Written exercise> Could you transcribe every record below exactly as written, leaving out any pictures?

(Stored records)
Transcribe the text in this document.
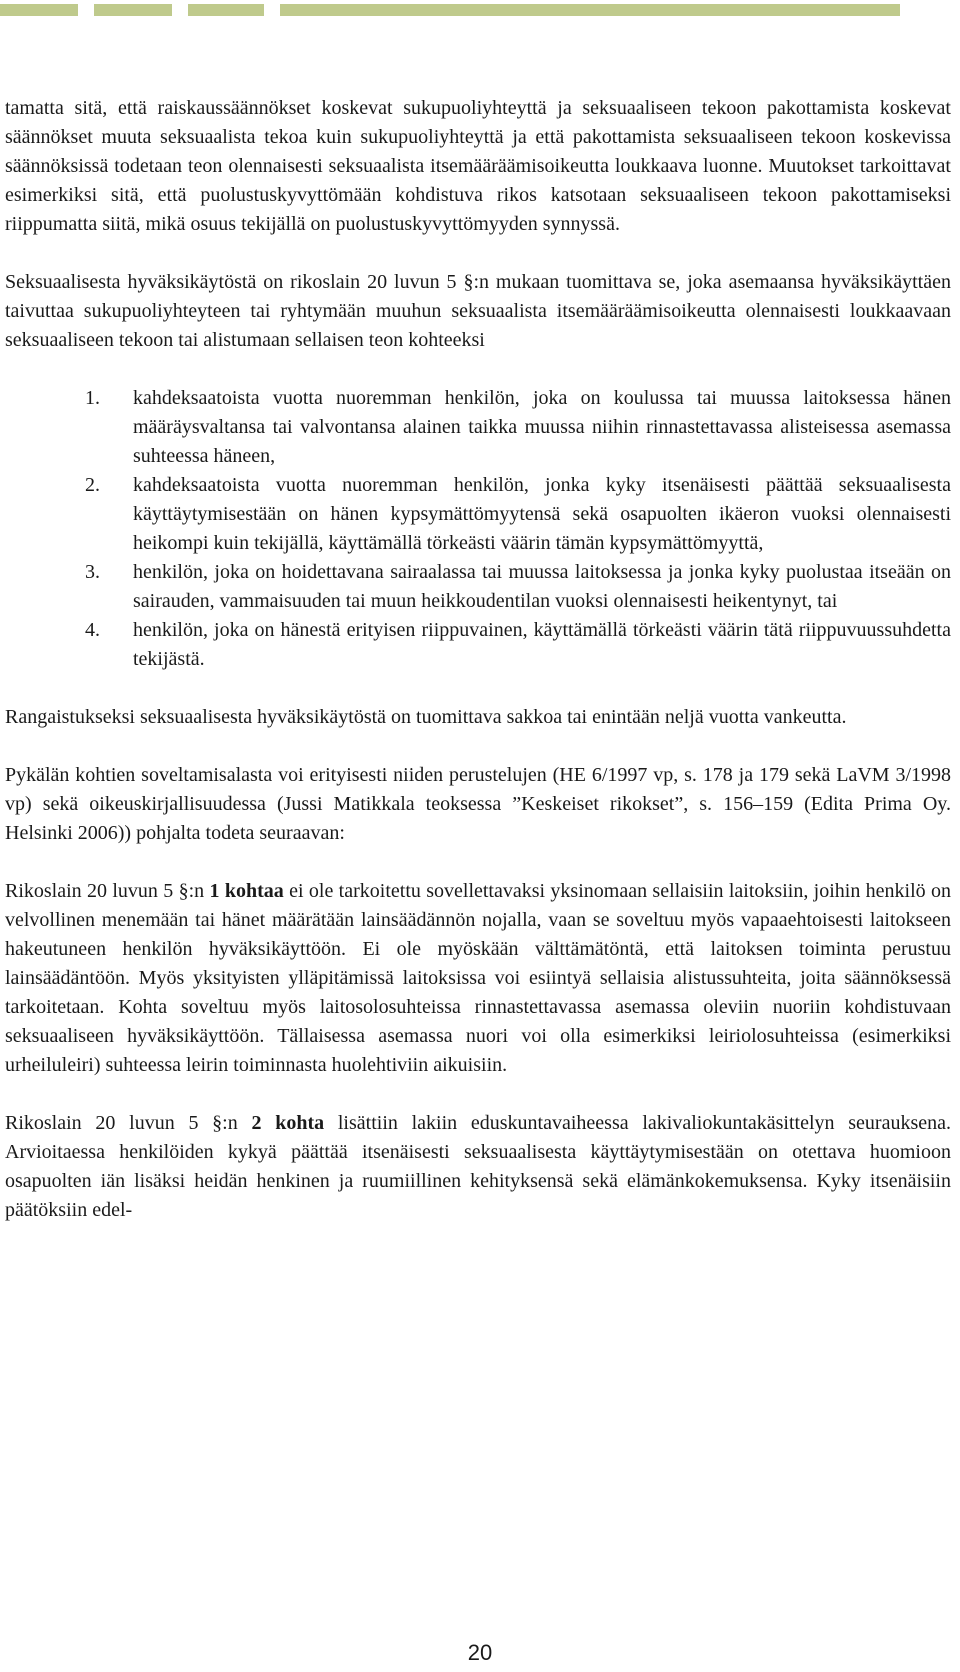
tamatta sitä, että raiskaussäännökset koskevat sukupuoliyhteyttä ja seksuaaliseen tekoon pakottamista koskevat säännökset muuta seksuaalista tekoa kuin sukupuoliyhteyttä ja että pakottamista seksuaaliseen tekoon koskevissa säännöksissä todetaan teon olennaisesti seksuaalista itsemääräämisoikeutta loukkaava luonne. Muutokset tarkoittavat esimerkiksi sitä, että puolustuskyvyttömään kohdistuva rikos katsotaan seksuaaliseen tekoon pakottamiseksi riippumatta siitä, mikä osuus tekijällä on puolustuskyvyttömyyden synnyssä.

Seksuaalisesta hyväksikäytöstä on rikoslain 20 luvun 5 §:n mukaan tuomittava se, joka asemaansa hyväksikäyttäen taivuttaa sukupuoliyhteyteen tai ryhtymään muuhun seksuaalista itsemääräämisoikeutta olennaisesti loukkaavaan seksuaaliseen tekoon tai alistumaan sellaisen teon kohteeksi

1. kahdeksaatoista vuotta nuoremman henkilön, joka on koulussa tai muussa laitoksessa hänen määräysvaltansa tai valvontansa alainen taikka muussa niihin rinnastettavassa alisteisessa asemassa suhteessa häneen,
2. kahdeksaatoista vuotta nuoremman henkilön, jonka kyky itsenäisesti päättää seksuaalisesta käyttäytymisestään on hänen kypsymättömyytensä sekä osapuolten ikäeron vuoksi olennaisesti heikompi kuin tekijällä, käyttämällä törkeästi väärin tämän kypsymättömyyttä,
3. henkilön, joka on hoidettavana sairaalassa tai muussa laitoksessa ja jonka kyky puolustaa itseään on sairauden, vammaisuuden tai muun heikkoudentilan vuoksi olennaisesti heikentynyt, tai
4. henkilön, joka on hänestä erityisen riippuvainen, käyttämällä törkeästi väärin tätä riippuvuussuhdetta tekijästä.

Rangaistukseksi seksuaalisesta hyväksikäytöstä on tuomittava sakkoa tai enintään neljä vuotta vankeutta.

Pykälän kohtien soveltamisalasta voi erityisesti niiden perustelujen (HE 6/1997 vp, s. 178 ja 179 sekä LaVM 3/1998 vp) sekä oikeuskirjallisuudessa (Jussi Matikkala teoksessa ”Keskeiset rikokset”, s. 156–159 (Edita Prima Oy. Helsinki 2006)) pohjalta todeta seuraavan:

Rikoslain 20 luvun 5 §:n 1 kohtaa ei ole tarkoitettu sovellettavaksi yksinomaan sellaisiin laitoksiin, joihin henkilö on velvollinen menemään tai hänet määrätään lainsäädännön nojalla, vaan se soveltuu myös vapaaehtoisesti laitokseen hakeutuneen henkilön hyväksikäyttöön. Ei ole myöskään välttämätöntä, että laitoksen toiminta perustuu lainsäädäntöön. Myös yksityisten ylläpitämissä laitoksissa voi esiintyä sellaisia alistussuhteita, joita säännöksessä tarkoitetaan. Kohta soveltuu myös laitosolosuhteissa rinnastettavassa asemassa oleviin nuoriin kohdistuvaan seksuaaliseen hyväksikäyttöön. Tällaisessa asemassa nuori voi olla esimerkiksi leiriolosuhteissa (esimerkiksi urheiluleiri) suhteessa leirin toiminnasta huolehtiviin aikuisiin.

Rikoslain 20 luvun 5 §:n 2 kohta lisättiin lakiin eduskuntavaiheessa lakivaliokuntakäsittelyn seurauksena. Arvioitaessa henkilöiden kykyä päättää itsenäisesti seksuaalisesta käyttäytymisestään on otettava huomioon osapuolten iän lisäksi heidän henkinen ja ruumiillinen kehityksensä sekä elämänkokemuksensa. Kyky itsenäisiin päätöksiin edel-

20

Worked answer>
Transcribe the text in this document.
tamatta sitä, että raiskaussäännökset koskevat sukupuoliyhteyttä ja seksuaaliseen tekoon pakottamista koskevat säännökset muuta seksuaalista tekoa kuin sukupuoliyhteyttä ja että pakottamista seksuaaliseen tekoon koskevissa säännöksissä todetaan teon olennaisesti seksuaalista itsemääräämisoikeutta loukkaava luonne. Muutokset tarkoittavat esimerkiksi sitä, että puolustuskyvyttömään kohdistuva rikos katsotaan seksuaaliseen tekoon pakottamiseksi riippumatta siitä, mikä osuus tekijällä on puolustuskyvyttömyyden synnyssä.

Seksuaalisesta hyväksikäytöstä on rikoslain 20 luvun 5 §:n mukaan tuomittava se, joka asemaansa hyväksikäyttäen taivuttaa sukupuoliyhteyteen tai ryhtymään muuhun seksuaalista itsemääräämisoikeutta olennaisesti loukkaavaan seksuaaliseen tekoon tai alistumaan sellaisen teon kohteeksi

1. kahdeksaatoista vuotta nuoremman henkilön, joka on koulussa tai muussa laitoksessa hänen määräysvaltansa tai valvontansa alainen taikka muussa niihin rinnastettavassa alisteisessa asemassa suhteessa häneen,
2. kahdeksaatoista vuotta nuoremman henkilön, jonka kyky itsenäisesti päättää seksuaalisesta käyttäytymisestään on hänen kypsymättömyytensä sekä osapuolten ikäeron vuoksi olennaisesti heikompi kuin tekijällä, käyttämällä törkeästi väärin tämän kypsymättömyyttä,
3. henkilön, joka on hoidettavana sairaalassa tai muussa laitoksessa ja jonka kyky puolustaa itseään on sairauden, vammaisuuden tai muun heikkoudentilan vuoksi olennaisesti heikentynyt, tai
4. henkilön, joka on hänestä erityisen riippuvainen, käyttämällä törkeästi väärin tätä riippuvuussuhdetta tekijästä.

Rangaistukseksi seksuaalisesta hyväksikäytöstä on tuomittava sakkoa tai enintään neljä vuotta vankeutta.

Pykälän kohtien soveltamisalasta voi erityisesti niiden perustelujen (HE 6/1997 vp, s. 178 ja 179 sekä LaVM 3/1998 vp) sekä oikeuskirjallisuudessa (Jussi Matikkala teoksessa ”Keskeiset rikokset”, s. 156–159 (Edita Prima Oy. Helsinki 2006)) pohjalta todeta seuraavan:

Rikoslain 20 luvun 5 §:n 1 kohtaa ei ole tarkoitettu sovellettavaksi yksinomaan sellaisiin laitoksiin, joihin henkilö on velvollinen menemään tai hänet määrätään lainsäädännön nojalla, vaan se soveltuu myös vapaaehtoisesti laitokseen hakeutuneen henkilön hyväksikäyttöön. Ei ole myöskään välttämätöntä, että laitoksen toiminta perustuu lainsäädäntöön. Myös yksityisten ylläpitämissä laitoksissa voi esiintyä sellaisia alistussuhteita, joita säännöksessä tarkoitetaan. Kohta soveltuu myös laitosolosuhteissa rinnastettavassa asemassa oleviin nuoriin kohdistuvaan seksuaaliseen hyväksikäyttöön. Tällaisessa asemassa nuori voi olla esimerkiksi leiriolosuhteissa (esimerkiksi urheiluleiri) suhteessa leirin toiminnasta huolehtiviin aikuisiin.

Rikoslain 20 luvun 5 §:n 2 kohta lisättiin lakiin eduskuntavaiheessa lakivaliokuntakäsittelyn seurauksena. Arvioitaessa henkilöiden kykyä päättää itsenäisesti seksuaalisesta käyttäytymisestään on otettava huomioon osapuolten iän lisäksi heidän henkinen ja ruumiillinen kehityksensä sekä elämänkokemuksensa. Kyky itsenäisiin päätöksiin edel-

20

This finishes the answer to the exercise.